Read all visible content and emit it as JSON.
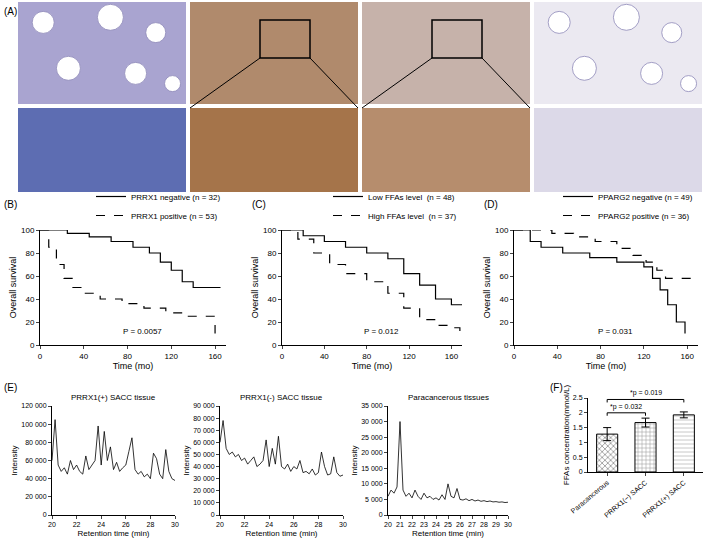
{
  "chart_data": [
    {
      "type": "image",
      "panel": "(A)"
    },
    {
      "type": "step",
      "panel": "(B)",
      "x_label": "Time (mo)",
      "y_label": "Overall survival",
      "annotation": "P = 0.0057",
      "xlim": [
        0,
        170
      ],
      "xticks": [
        0,
        40,
        80,
        120,
        160
      ],
      "ylim": [
        0,
        100
      ],
      "yticks": [
        0,
        20,
        40,
        60,
        80,
        100
      ],
      "grid": false,
      "legend": "upper right",
      "series": [
        {
          "name": "PRRX1 negative (n = 32)",
          "color": "#000000",
          "line_style": "solid",
          "x": [
            0,
            25,
            45,
            65,
            85,
            100,
            110,
            120,
            130,
            140,
            165
          ],
          "values": [
            100,
            97,
            94,
            90,
            85,
            80,
            72,
            65,
            55,
            50,
            50
          ]
        },
        {
          "name": "PRRX1 positive (n = 53)",
          "color": "#000000",
          "line_style": "dashed",
          "x": [
            0,
            8,
            15,
            22,
            30,
            40,
            55,
            75,
            95,
            115,
            135,
            150,
            160
          ],
          "values": [
            100,
            85,
            70,
            58,
            50,
            45,
            40,
            36,
            32,
            28,
            25,
            25,
            10
          ]
        }
      ]
    },
    {
      "type": "step",
      "panel": "(C)",
      "x_label": "Time (mo)",
      "y_label": "Overall survival",
      "annotation": "P = 0.012",
      "xlim": [
        0,
        170
      ],
      "xticks": [
        0,
        40,
        80,
        120,
        160
      ],
      "ylim": [
        0,
        100
      ],
      "yticks": [
        0,
        20,
        40,
        60,
        80,
        100
      ],
      "grid": false,
      "legend": "upper right",
      "series": [
        {
          "name": "Low FFAs level  (n = 48)",
          "color": "#000000",
          "line_style": "solid",
          "x": [
            0,
            20,
            40,
            60,
            80,
            100,
            115,
            130,
            145,
            160,
            170
          ],
          "values": [
            100,
            95,
            90,
            85,
            80,
            75,
            62,
            52,
            40,
            35,
            35
          ]
        },
        {
          "name": "High FFAs level  (n = 37)",
          "color": "#000000",
          "line_style": "dashed",
          "x": [
            0,
            15,
            30,
            45,
            60,
            80,
            100,
            115,
            130,
            145,
            160,
            168
          ],
          "values": [
            100,
            92,
            80,
            70,
            62,
            55,
            45,
            32,
            22,
            17,
            15,
            8
          ]
        }
      ]
    },
    {
      "type": "step",
      "panel": "(D)",
      "x_label": "Time (mo)",
      "y_label": "Overall survival",
      "annotation": "P = 0.031",
      "xlim": [
        0,
        170
      ],
      "xticks": [
        0,
        40,
        80,
        120,
        160
      ],
      "ylim": [
        0,
        100
      ],
      "yticks": [
        0,
        20,
        40,
        60,
        80,
        100
      ],
      "grid": false,
      "legend": "upper right",
      "series": [
        {
          "name": "PPARG2 negative (n = 49)",
          "color": "#000000",
          "line_style": "solid",
          "x": [
            0,
            15,
            25,
            45,
            70,
            95,
            120,
            128,
            135,
            142,
            150,
            158
          ],
          "values": [
            100,
            90,
            85,
            80,
            76,
            72,
            68,
            58,
            48,
            35,
            20,
            10
          ]
        },
        {
          "name": "PPARG2 positive (n = 36)",
          "color": "#000000",
          "line_style": "dashed",
          "x": [
            0,
            35,
            55,
            75,
            95,
            110,
            122,
            132,
            140,
            165
          ],
          "values": [
            100,
            97,
            94,
            90,
            84,
            78,
            72,
            65,
            58,
            58
          ]
        }
      ]
    },
    {
      "type": "line",
      "panel": "(E)",
      "title": "PRRX1(+) SACC tissue",
      "x_label": "Retention time (min)",
      "y_label": "Intensity",
      "color": "#000000",
      "grid": false,
      "xlim": [
        20,
        30
      ],
      "xticks": [
        20,
        22,
        24,
        26,
        28,
        30
      ],
      "ylim": [
        0,
        120000
      ],
      "yticks": [
        0,
        {
          "value": 20000,
          "label": "20 000"
        },
        {
          "value": 40000,
          "label": "40 000"
        },
        {
          "value": 60000,
          "label": "60 000"
        },
        {
          "value": 80000,
          "label": "80 000"
        },
        {
          "value": 100000,
          "label": "100 000"
        },
        {
          "value": 120000,
          "label": "120 000"
        }
      ],
      "x": [
        20,
        20.25,
        20.5,
        20.75,
        21,
        21.25,
        21.5,
        21.75,
        22,
        22.25,
        22.5,
        22.75,
        23,
        23.25,
        23.5,
        23.75,
        24,
        24.25,
        24.5,
        24.75,
        25,
        25.25,
        25.5,
        25.75,
        26,
        26.25,
        26.5,
        26.75,
        27,
        27.25,
        27.5,
        27.75,
        28,
        28.25,
        28.5,
        28.75,
        29,
        29.25,
        29.5,
        29.75,
        30
      ],
      "values": [
        60000,
        105000,
        55000,
        48000,
        52000,
        45000,
        60000,
        50000,
        55000,
        48000,
        45000,
        65000,
        50000,
        55000,
        60000,
        98000,
        55000,
        92000,
        60000,
        75000,
        50000,
        58000,
        48000,
        52000,
        55000,
        70000,
        85000,
        50000,
        45000,
        48000,
        42000,
        45000,
        40000,
        68000,
        62000,
        45000,
        40000,
        72000,
        48000,
        40000,
        38000
      ]
    },
    {
      "type": "line",
      "title": "PRRX1(-) SACC tissue",
      "x_label": "Retention time (min)",
      "y_label": "Intensity",
      "color": "#000000",
      "grid": false,
      "xlim": [
        20,
        30
      ],
      "xticks": [
        20,
        22,
        24,
        26,
        28,
        30
      ],
      "ylim": [
        0,
        90000
      ],
      "yticks": [
        0,
        {
          "value": 10000,
          "label": "10 000"
        },
        {
          "value": 20000,
          "label": "20 000"
        },
        {
          "value": 30000,
          "label": "30 000"
        },
        {
          "value": 40000,
          "label": "40 000"
        },
        {
          "value": 50000,
          "label": "50 000"
        },
        {
          "value": 60000,
          "label": "60 000"
        },
        {
          "value": 70000,
          "label": "70 000"
        },
        {
          "value": 80000,
          "label": "80 000"
        },
        {
          "value": 90000,
          "label": "90 000"
        }
      ],
      "x": [
        20,
        20.25,
        20.5,
        20.75,
        21,
        21.25,
        21.5,
        21.75,
        22,
        22.25,
        22.5,
        22.75,
        23,
        23.25,
        23.5,
        23.75,
        24,
        24.25,
        24.5,
        24.75,
        25,
        25.25,
        25.5,
        25.75,
        26,
        26.25,
        26.5,
        26.75,
        27,
        27.25,
        27.5,
        27.75,
        28,
        28.25,
        28.5,
        28.75,
        29,
        29.25,
        29.5,
        29.75,
        30
      ],
      "values": [
        60000,
        78000,
        55000,
        50000,
        52000,
        48000,
        50000,
        45000,
        47000,
        42000,
        45000,
        48000,
        40000,
        42000,
        45000,
        62000,
        40000,
        55000,
        42000,
        65000,
        40000,
        38000,
        42000,
        36000,
        40000,
        38000,
        45000,
        35000,
        36000,
        34000,
        38000,
        33000,
        35000,
        52000,
        40000,
        33000,
        34000,
        48000,
        35000,
        32000,
        33000
      ]
    },
    {
      "type": "line",
      "title": "Paracancerous tissues",
      "x_label": "Retention time (min)",
      "y_label": "Intensity",
      "color": "#000000",
      "grid": false,
      "xlim": [
        20,
        30
      ],
      "xticks": [
        20,
        21,
        22,
        23,
        24,
        25,
        26,
        27,
        28,
        29,
        30
      ],
      "ylim": [
        0,
        35000
      ],
      "yticks": [
        0,
        {
          "value": 5000,
          "label": "5 000"
        },
        {
          "value": 10000,
          "label": "10 000"
        },
        {
          "value": 15000,
          "label": "15 000"
        },
        {
          "value": 20000,
          "label": "20 000"
        },
        {
          "value": 25000,
          "label": "25 000"
        },
        {
          "value": 30000,
          "label": "30 000"
        },
        {
          "value": 35000,
          "label": "35 000"
        }
      ],
      "x": [
        20,
        20.25,
        20.5,
        20.75,
        21,
        21.25,
        21.5,
        21.75,
        22,
        22.25,
        22.5,
        22.75,
        23,
        23.25,
        23.5,
        23.75,
        24,
        24.25,
        24.5,
        24.75,
        25,
        25.25,
        25.5,
        25.75,
        26,
        26.25,
        26.5,
        26.75,
        27,
        27.25,
        27.5,
        27.75,
        28,
        28.25,
        28.5,
        28.75,
        29,
        29.25,
        29.5,
        29.75,
        30
      ],
      "values": [
        6000,
        8000,
        7000,
        9000,
        30000,
        8000,
        6000,
        7000,
        5500,
        8000,
        6000,
        5000,
        7000,
        5500,
        6000,
        5000,
        5500,
        4800,
        6500,
        5000,
        10000,
        6000,
        5500,
        8500,
        5000,
        4800,
        5200,
        4600,
        5000,
        4500,
        4800,
        4400,
        4600,
        4300,
        4500,
        4200,
        4300,
        4100,
        4200,
        4000,
        4100
      ]
    },
    {
      "type": "bar",
      "panel": "(F)",
      "y_label": "FFAs concentration(mmol/L)",
      "grid": false,
      "categories": [
        "Paracancerous",
        "PRRX1(−) SACC",
        "PRRX1(+) SACC"
      ],
      "values": [
        1.28,
        1.67,
        1.93
      ],
      "errors": [
        0.22,
        0.15,
        0.1
      ],
      "colors": [
        "#5a5a5a",
        "#9a9a9a",
        "#c8c8c8"
      ],
      "ylim": [
        0,
        2.5
      ],
      "yticks": [
        0,
        0.5,
        1,
        1.5,
        2,
        2.5
      ],
      "comparisons": [
        {
          "from": "Paracancerous",
          "to": "PRRX1(+) SACC",
          "label": "*p = 0.019"
        },
        {
          "from": "Paracancerous",
          "to": "PRRX1(−) SACC",
          "label": "*p = 0.032"
        }
      ]
    }
  ]
}
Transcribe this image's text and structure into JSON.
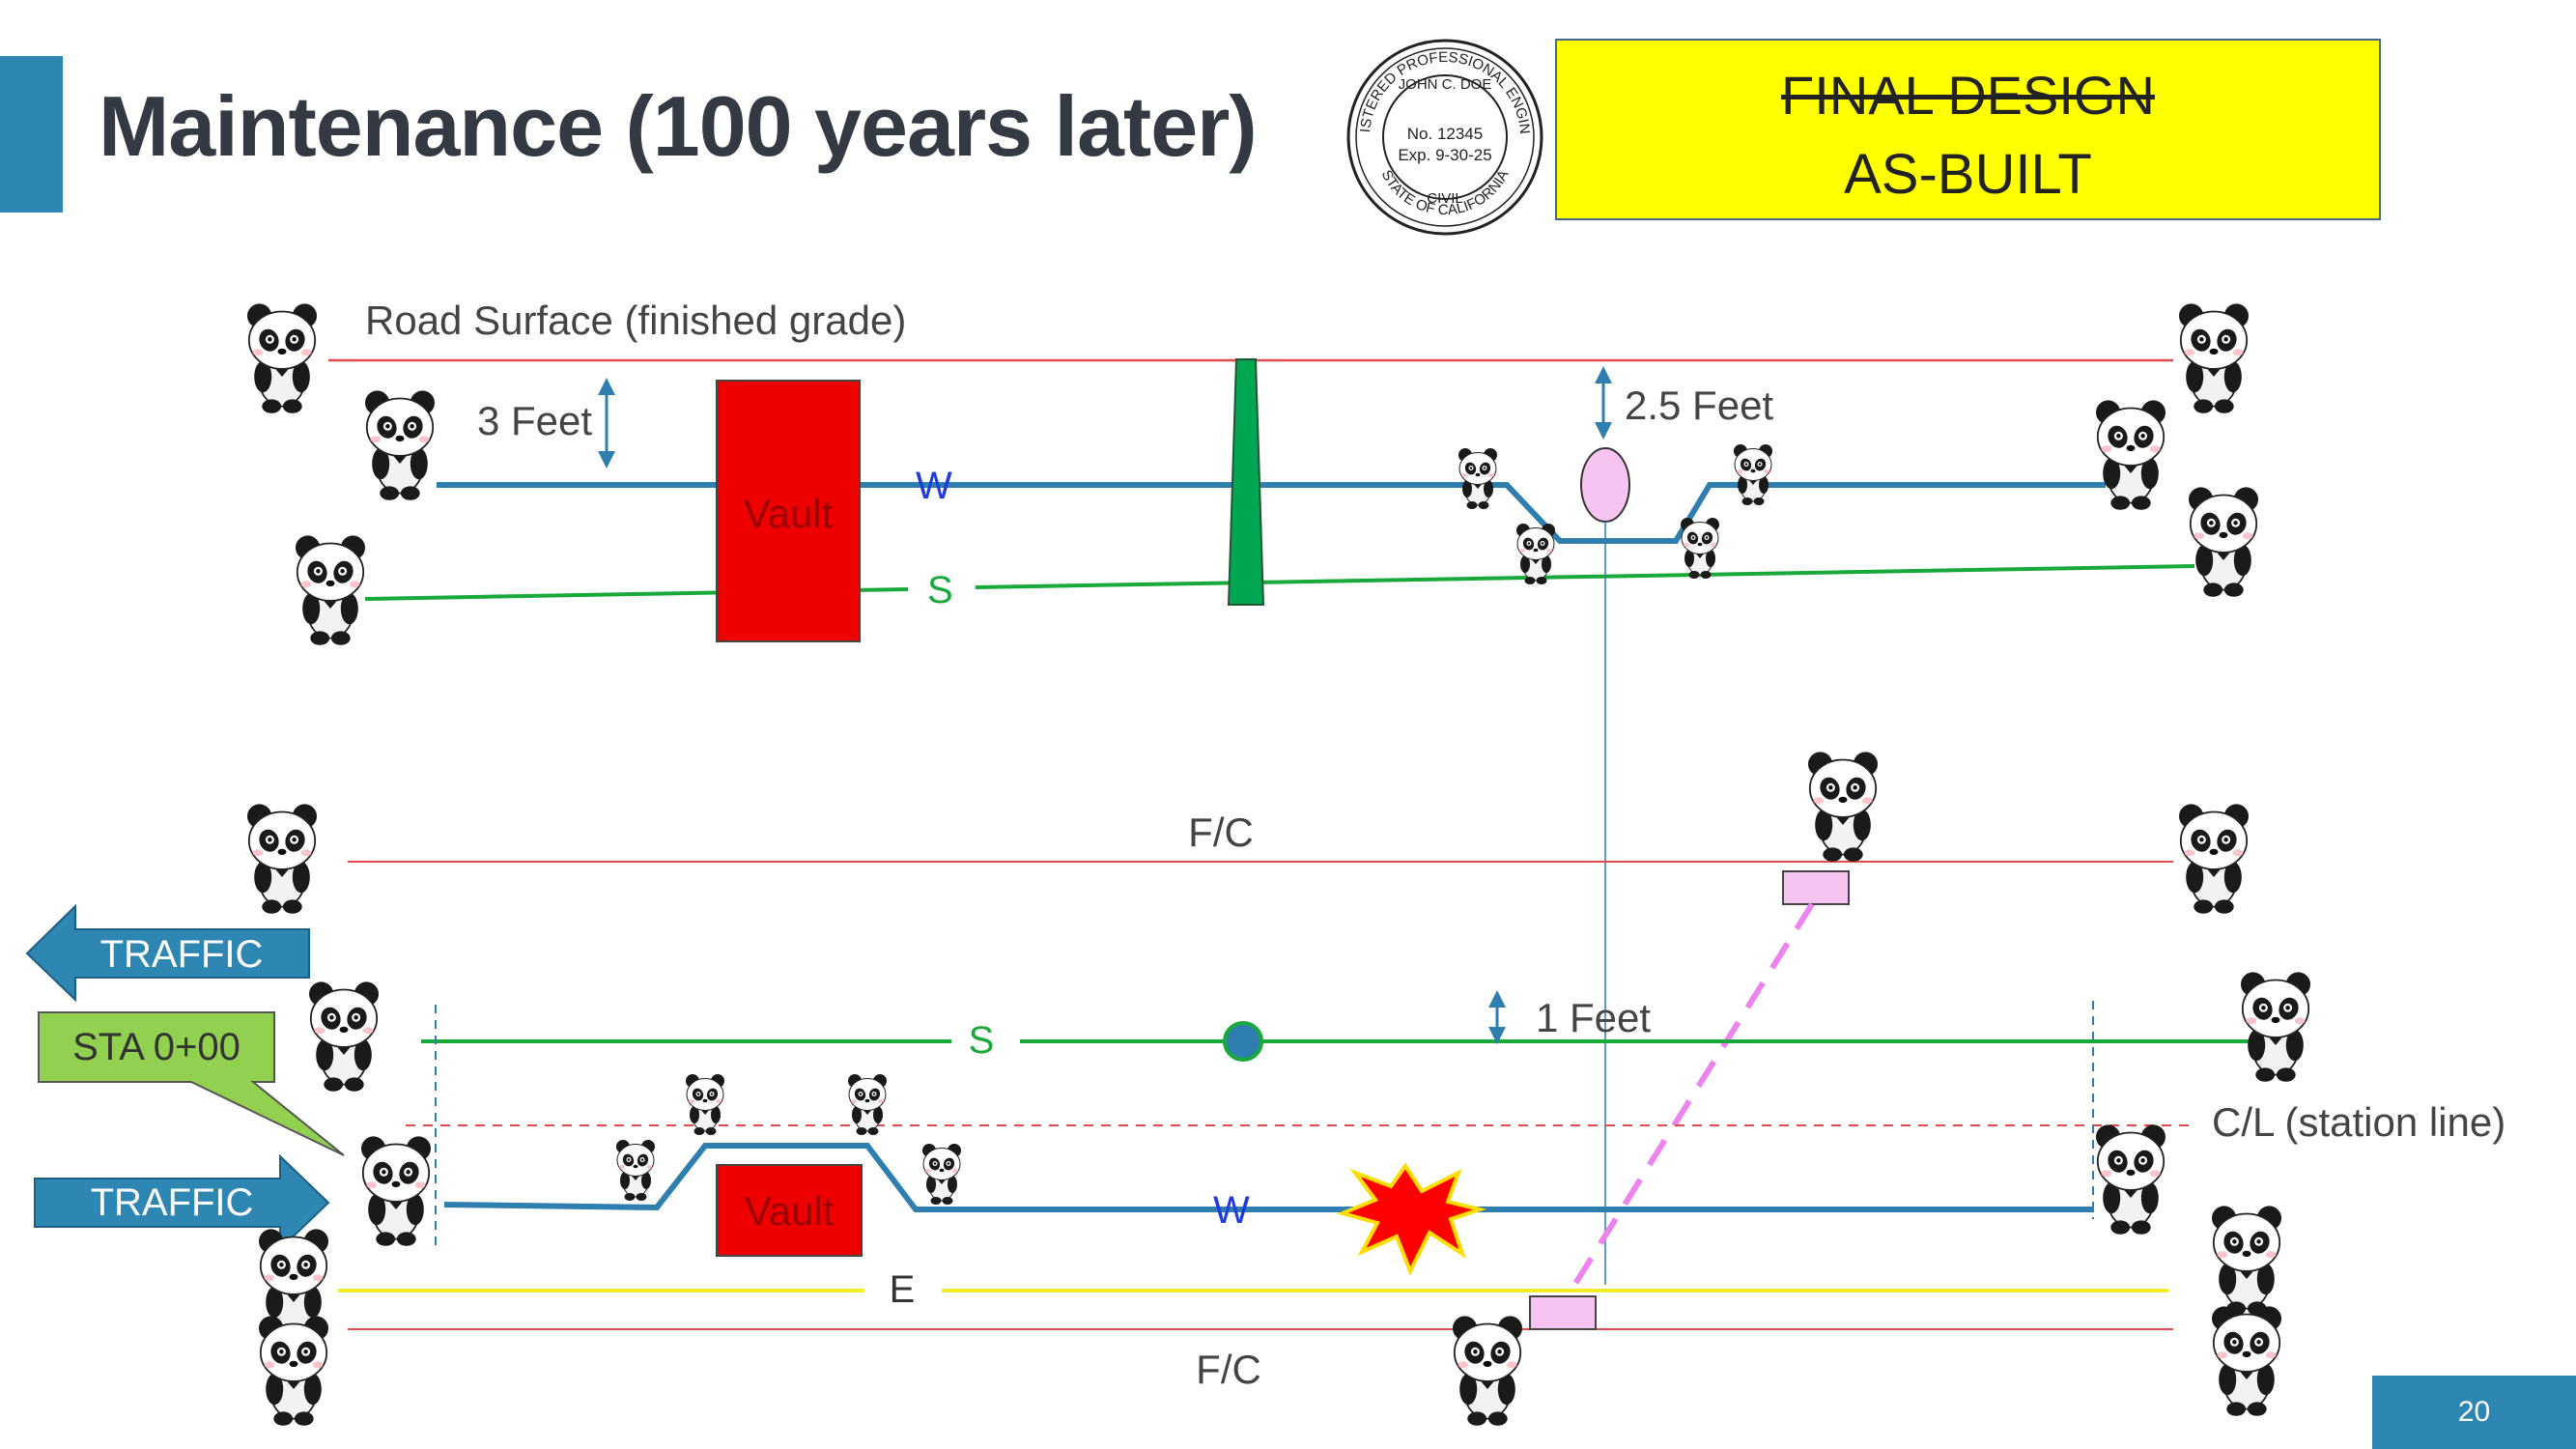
{
  "slide": {
    "title": "Maintenance (100 years later)",
    "page_number": "20"
  },
  "status_box": {
    "struck_label": "FINAL DESIGN",
    "current_label": "AS-BUILT",
    "background": "#ffff00"
  },
  "seal": {
    "ring_text_top": "REGISTERED PROFESSIONAL ENGINEER",
    "name": "JOHN C. DOE",
    "number": "No. 12345",
    "expiry": "Exp. 9-30-25",
    "discipline": "CIVIL",
    "state": "STATE OF CALIFORNIA"
  },
  "profile_view": {
    "road_label": "Road Surface (finished grade)",
    "depth_label": "3 Feet",
    "clearance_label": "2.5 Feet",
    "vault_label": "Vault",
    "water_label": "W",
    "sewer_label": "S"
  },
  "plan_view": {
    "curb_top_label": "F/C",
    "curb_bottom_label": "F/C",
    "sewer_label": "S",
    "water_label": "W",
    "electric_label": "E",
    "vault_label": "Vault",
    "separation_label": "1 Feet",
    "centerline_label": "C/L (station line)",
    "station_label": "STA 0+00",
    "traffic_left_label": "TRAFFIC",
    "traffic_right_label": "TRAFFIC"
  },
  "colors": {
    "accent": "#2e86b3",
    "water": "#2e7fb0",
    "sewer": "#19a83a",
    "road": "#e24b4b",
    "electric": "#f2ec2a",
    "vault": "#ee0000",
    "station_callout": "#92d050",
    "bend_marker": "#f7c4f2",
    "conflict_burst": "#ff0000"
  }
}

******

Output only the lines from the line that contains "Transcribe this image's" through the end of the material, both ends included, and skip every picture.

=== Solution to this exercise ===
Transcribe this image's text and structure into JSON.
{
  "slide": {
    "title": "Maintenance (100 years later)",
    "page_number": "20"
  },
  "status_box": {
    "struck_label": "FINAL DESIGN",
    "current_label": "AS-BUILT",
    "background": "#ffff00"
  },
  "seal": {
    "ring_text_top": "REGISTERED PROFESSIONAL ENGINEER",
    "name": "JOHN C. DOE",
    "number": "No. 12345",
    "expiry": "Exp. 9-30-25",
    "discipline": "CIVIL",
    "state": "STATE OF CALIFORNIA"
  },
  "profile_view": {
    "road_label": "Road Surface (finished grade)",
    "depth_label": "3 Feet",
    "clearance_label": "2.5 Feet",
    "vault_label": "Vault",
    "water_label": "W",
    "sewer_label": "S"
  },
  "plan_view": {
    "curb_top_label": "F/C",
    "curb_bottom_label": "F/C",
    "sewer_label": "S",
    "water_label": "W",
    "electric_label": "E",
    "vault_label": "Vault",
    "separation_label": "1 Feet",
    "centerline_label": "C/L (station line)",
    "station_label": "STA 0+00",
    "traffic_left_label": "TRAFFIC",
    "traffic_right_label": "TRAFFIC"
  },
  "colors": {
    "accent": "#2e86b3",
    "water": "#2e7fb0",
    "sewer": "#19a83a",
    "road": "#e24b4b",
    "electric": "#f2ec2a",
    "vault": "#ee0000",
    "station_callout": "#92d050",
    "bend_marker": "#f7c4f2",
    "conflict_burst": "#ff0000"
  }
}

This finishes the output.